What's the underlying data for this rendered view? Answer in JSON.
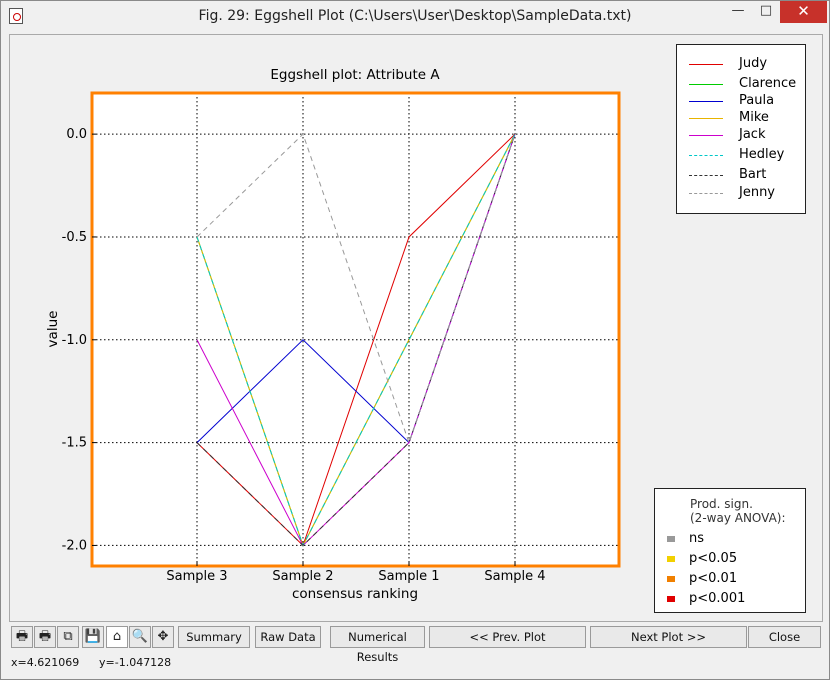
{
  "window": {
    "title": "Fig. 29: Eggshell Plot (C:\\Users\\User\\Desktop\\SampleData.txt)",
    "minimize_glyph": "—",
    "maximize_glyph": "□",
    "close_glyph": "✕"
  },
  "legend_series": [
    {
      "name": "Judy",
      "color": "#e00000",
      "dash": "solid"
    },
    {
      "name": "Clarence",
      "color": "#00cc00",
      "dash": "solid"
    },
    {
      "name": "Paula",
      "color": "#0000d0",
      "dash": "solid"
    },
    {
      "name": "Mike",
      "color": "#e8b400",
      "dash": "solid"
    },
    {
      "name": "Jack",
      "color": "#cc00cc",
      "dash": "solid"
    },
    {
      "name": "Hedley",
      "color": "#00c8c8",
      "dash": "dashed"
    },
    {
      "name": "Bart",
      "color": "#333333",
      "dash": "dashed"
    },
    {
      "name": "Jenny",
      "color": "#999999",
      "dash": "dashed"
    }
  ],
  "legend_significance": {
    "title_line1": "Prod. sign.",
    "title_line2": "(2-way ANOVA):",
    "items": [
      {
        "label": "ns",
        "color": "#999999"
      },
      {
        "label": "p<0.05",
        "color": "#f2d000"
      },
      {
        "label": "p<0.01",
        "color": "#f08000"
      },
      {
        "label": "p<0.001",
        "color": "#e00000"
      }
    ]
  },
  "chart_data": {
    "type": "line",
    "title": "Eggshell plot: Attribute A",
    "xlabel": "consensus ranking",
    "ylabel": "value",
    "categories": [
      "Sample 3",
      "Sample 2",
      "Sample 1",
      "Sample 4"
    ],
    "ylim": [
      -2.1,
      0.2
    ],
    "yticks": [
      0.0,
      -0.5,
      -1.0,
      -1.5,
      -2.0
    ],
    "ytick_labels": [
      "0.0",
      "-0.5",
      "-1.0",
      "-1.5",
      "-2.0"
    ],
    "grid": true,
    "frame_color": "#ff8000",
    "series": [
      {
        "name": "Judy",
        "values": [
          -1.5,
          -2.0,
          -0.5,
          0.0
        ],
        "color": "#e00000",
        "dash": "solid"
      },
      {
        "name": "Clarence",
        "values": [
          -0.5,
          -2.0,
          -1.0,
          0.0
        ],
        "color": "#00cc00",
        "dash": "solid"
      },
      {
        "name": "Paula",
        "values": [
          -1.5,
          -1.0,
          -1.5,
          0.0
        ],
        "color": "#0000d0",
        "dash": "solid"
      },
      {
        "name": "Mike",
        "values": [
          -0.5,
          -2.0,
          -1.0,
          0.0
        ],
        "color": "#e8b400",
        "dash": "solid"
      },
      {
        "name": "Jack",
        "values": [
          -1.0,
          -2.0,
          -1.5,
          0.0
        ],
        "color": "#cc00cc",
        "dash": "solid"
      },
      {
        "name": "Hedley",
        "values": [
          -0.5,
          -2.0,
          -1.0,
          0.0
        ],
        "color": "#00c8c8",
        "dash": "dashed"
      },
      {
        "name": "Bart",
        "values": [
          -1.5,
          -2.0,
          -1.5,
          0.0
        ],
        "color": "#333333",
        "dash": "dashed"
      },
      {
        "name": "Jenny",
        "values": [
          -0.5,
          0.0,
          -1.5,
          0.0
        ],
        "color": "#999999",
        "dash": "dashed"
      }
    ]
  },
  "toolbar": {
    "icons": [
      {
        "name": "print-icon",
        "glyph": "🖶"
      },
      {
        "name": "print-preview-icon",
        "glyph": "🖶"
      },
      {
        "name": "copy-icon",
        "glyph": "⧉"
      },
      {
        "name": "save-icon",
        "glyph": "💾"
      },
      {
        "name": "home-icon",
        "glyph": "⌂"
      },
      {
        "name": "zoom-icon",
        "glyph": "🔍"
      },
      {
        "name": "pan-icon",
        "glyph": "✥"
      }
    ],
    "buttons": [
      {
        "name": "summary-button",
        "label": "Summary"
      },
      {
        "name": "raw-data-button",
        "label": "Raw Data"
      },
      {
        "name": "numerical-results-button",
        "label": "Numerical Results"
      },
      {
        "name": "prev-plot-button",
        "label": "<< Prev. Plot"
      },
      {
        "name": "next-plot-button",
        "label": "Next Plot >>"
      },
      {
        "name": "close-button",
        "label": "Close"
      }
    ]
  },
  "status": {
    "x": "x=4.621069",
    "y": "y=-1.047128"
  }
}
________________________
§ **WHAT THE EXERCISE ASKS**: Each record above should be copied character for character, with pictures dropped.

§ **OUTPUT OF THE EXERCISE**:
What's the underlying data for this rendered view? Answer in JSON.
{
  "window": {
    "title": "Fig. 29: Eggshell Plot (C:\\Users\\User\\Desktop\\SampleData.txt)",
    "minimize_glyph": "—",
    "maximize_glyph": "□",
    "close_glyph": "✕"
  },
  "legend_series": [
    {
      "name": "Judy",
      "color": "#e00000",
      "dash": "solid"
    },
    {
      "name": "Clarence",
      "color": "#00cc00",
      "dash": "solid"
    },
    {
      "name": "Paula",
      "color": "#0000d0",
      "dash": "solid"
    },
    {
      "name": "Mike",
      "color": "#e8b400",
      "dash": "solid"
    },
    {
      "name": "Jack",
      "color": "#cc00cc",
      "dash": "solid"
    },
    {
      "name": "Hedley",
      "color": "#00c8c8",
      "dash": "dashed"
    },
    {
      "name": "Bart",
      "color": "#333333",
      "dash": "dashed"
    },
    {
      "name": "Jenny",
      "color": "#999999",
      "dash": "dashed"
    }
  ],
  "legend_significance": {
    "title_line1": "Prod. sign.",
    "title_line2": "(2-way ANOVA):",
    "items": [
      {
        "label": "ns",
        "color": "#999999"
      },
      {
        "label": "p<0.05",
        "color": "#f2d000"
      },
      {
        "label": "p<0.01",
        "color": "#f08000"
      },
      {
        "label": "p<0.001",
        "color": "#e00000"
      }
    ]
  },
  "chart_data": {
    "type": "line",
    "title": "Eggshell plot: Attribute A",
    "xlabel": "consensus ranking",
    "ylabel": "value",
    "categories": [
      "Sample 3",
      "Sample 2",
      "Sample 1",
      "Sample 4"
    ],
    "ylim": [
      -2.1,
      0.2
    ],
    "yticks": [
      0.0,
      -0.5,
      -1.0,
      -1.5,
      -2.0
    ],
    "ytick_labels": [
      "0.0",
      "-0.5",
      "-1.0",
      "-1.5",
      "-2.0"
    ],
    "grid": true,
    "frame_color": "#ff8000",
    "series": [
      {
        "name": "Judy",
        "values": [
          -1.5,
          -2.0,
          -0.5,
          0.0
        ],
        "color": "#e00000",
        "dash": "solid"
      },
      {
        "name": "Clarence",
        "values": [
          -0.5,
          -2.0,
          -1.0,
          0.0
        ],
        "color": "#00cc00",
        "dash": "solid"
      },
      {
        "name": "Paula",
        "values": [
          -1.5,
          -1.0,
          -1.5,
          0.0
        ],
        "color": "#0000d0",
        "dash": "solid"
      },
      {
        "name": "Mike",
        "values": [
          -0.5,
          -2.0,
          -1.0,
          0.0
        ],
        "color": "#e8b400",
        "dash": "solid"
      },
      {
        "name": "Jack",
        "values": [
          -1.0,
          -2.0,
          -1.5,
          0.0
        ],
        "color": "#cc00cc",
        "dash": "solid"
      },
      {
        "name": "Hedley",
        "values": [
          -0.5,
          -2.0,
          -1.0,
          0.0
        ],
        "color": "#00c8c8",
        "dash": "dashed"
      },
      {
        "name": "Bart",
        "values": [
          -1.5,
          -2.0,
          -1.5,
          0.0
        ],
        "color": "#333333",
        "dash": "dashed"
      },
      {
        "name": "Jenny",
        "values": [
          -0.5,
          0.0,
          -1.5,
          0.0
        ],
        "color": "#999999",
        "dash": "dashed"
      }
    ]
  },
  "toolbar": {
    "icons": [
      {
        "name": "print-icon",
        "glyph": "🖶"
      },
      {
        "name": "print-preview-icon",
        "glyph": "🖶"
      },
      {
        "name": "copy-icon",
        "glyph": "⧉"
      },
      {
        "name": "save-icon",
        "glyph": "💾"
      },
      {
        "name": "home-icon",
        "glyph": "⌂"
      },
      {
        "name": "zoom-icon",
        "glyph": "🔍"
      },
      {
        "name": "pan-icon",
        "glyph": "✥"
      }
    ],
    "buttons": [
      {
        "name": "summary-button",
        "label": "Summary"
      },
      {
        "name": "raw-data-button",
        "label": "Raw Data"
      },
      {
        "name": "numerical-results-button",
        "label": "Numerical Results"
      },
      {
        "name": "prev-plot-button",
        "label": "<< Prev. Plot"
      },
      {
        "name": "next-plot-button",
        "label": "Next Plot >>"
      },
      {
        "name": "close-button",
        "label": "Close"
      }
    ]
  },
  "status": {
    "x": "x=4.621069",
    "y": "y=-1.047128"
  }
}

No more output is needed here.